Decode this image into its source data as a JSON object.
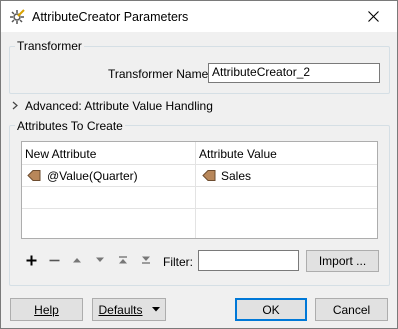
{
  "window": {
    "title": "AttributeCreator Parameters",
    "close_glyph": "✕"
  },
  "transformer_group": {
    "label": "Transformer",
    "name_label": "Transformer Name:",
    "name_value": "AttributeCreator_2"
  },
  "advanced": {
    "label": "Advanced: Attribute Value Handling",
    "expanded": false
  },
  "attributes_group": {
    "label": "Attributes To Create",
    "columns": [
      "New Attribute",
      "Attribute Value"
    ],
    "rows": [
      {
        "new_attribute": "@Value(Quarter)",
        "attribute_value": "Sales"
      },
      {
        "new_attribute": "",
        "attribute_value": ""
      }
    ]
  },
  "toolbar": {
    "add": "+",
    "remove": "—",
    "filter_label": "Filter:",
    "filter_value": "",
    "import_label": "Import ..."
  },
  "footer": {
    "help_label": "Help",
    "defaults_label": "Defaults",
    "ok_label": "OK",
    "cancel_label": "Cancel"
  },
  "colors": {
    "accent": "#0078d7",
    "tag_icon": "#b8875a"
  }
}
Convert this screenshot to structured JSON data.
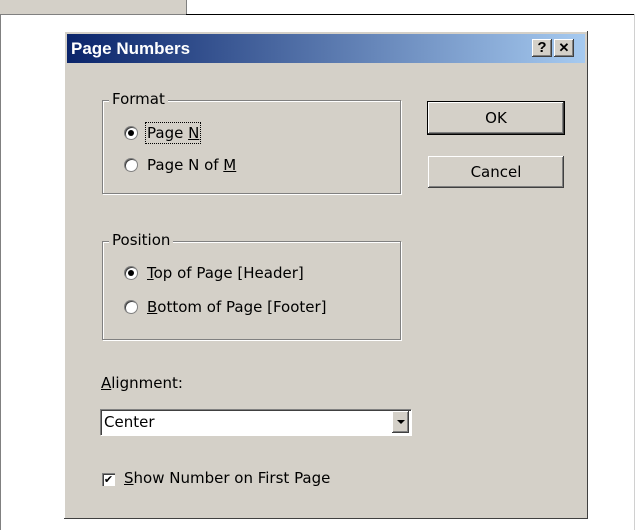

- - - - -

Exercise brief
Take the entries shown above and quote them verbatim, passing over the pictures.

Complete output
Decode this image into its source data as a JSON object.
{
  "window": {
    "title": "AttributeCreator Parameters",
    "close_glyph": "✕"
  },
  "transformer_group": {
    "label": "Transformer",
    "name_label": "Transformer Name:",
    "name_value": "AttributeCreator_2"
  },
  "advanced": {
    "label": "Advanced: Attribute Value Handling",
    "expanded": false
  },
  "attributes_group": {
    "label": "Attributes To Create",
    "columns": [
      "New Attribute",
      "Attribute Value"
    ],
    "rows": [
      {
        "new_attribute": "@Value(Quarter)",
        "attribute_value": "Sales"
      },
      {
        "new_attribute": "",
        "attribute_value": ""
      }
    ]
  },
  "toolbar": {
    "add": "+",
    "remove": "—",
    "filter_label": "Filter:",
    "filter_value": "",
    "import_label": "Import ..."
  },
  "footer": {
    "help_label": "Help",
    "defaults_label": "Defaults",
    "ok_label": "OK",
    "cancel_label": "Cancel"
  },
  "colors": {
    "accent": "#0078d7",
    "tag_icon": "#b8875a"
  }
}
Convert this screenshot to structured JSON data.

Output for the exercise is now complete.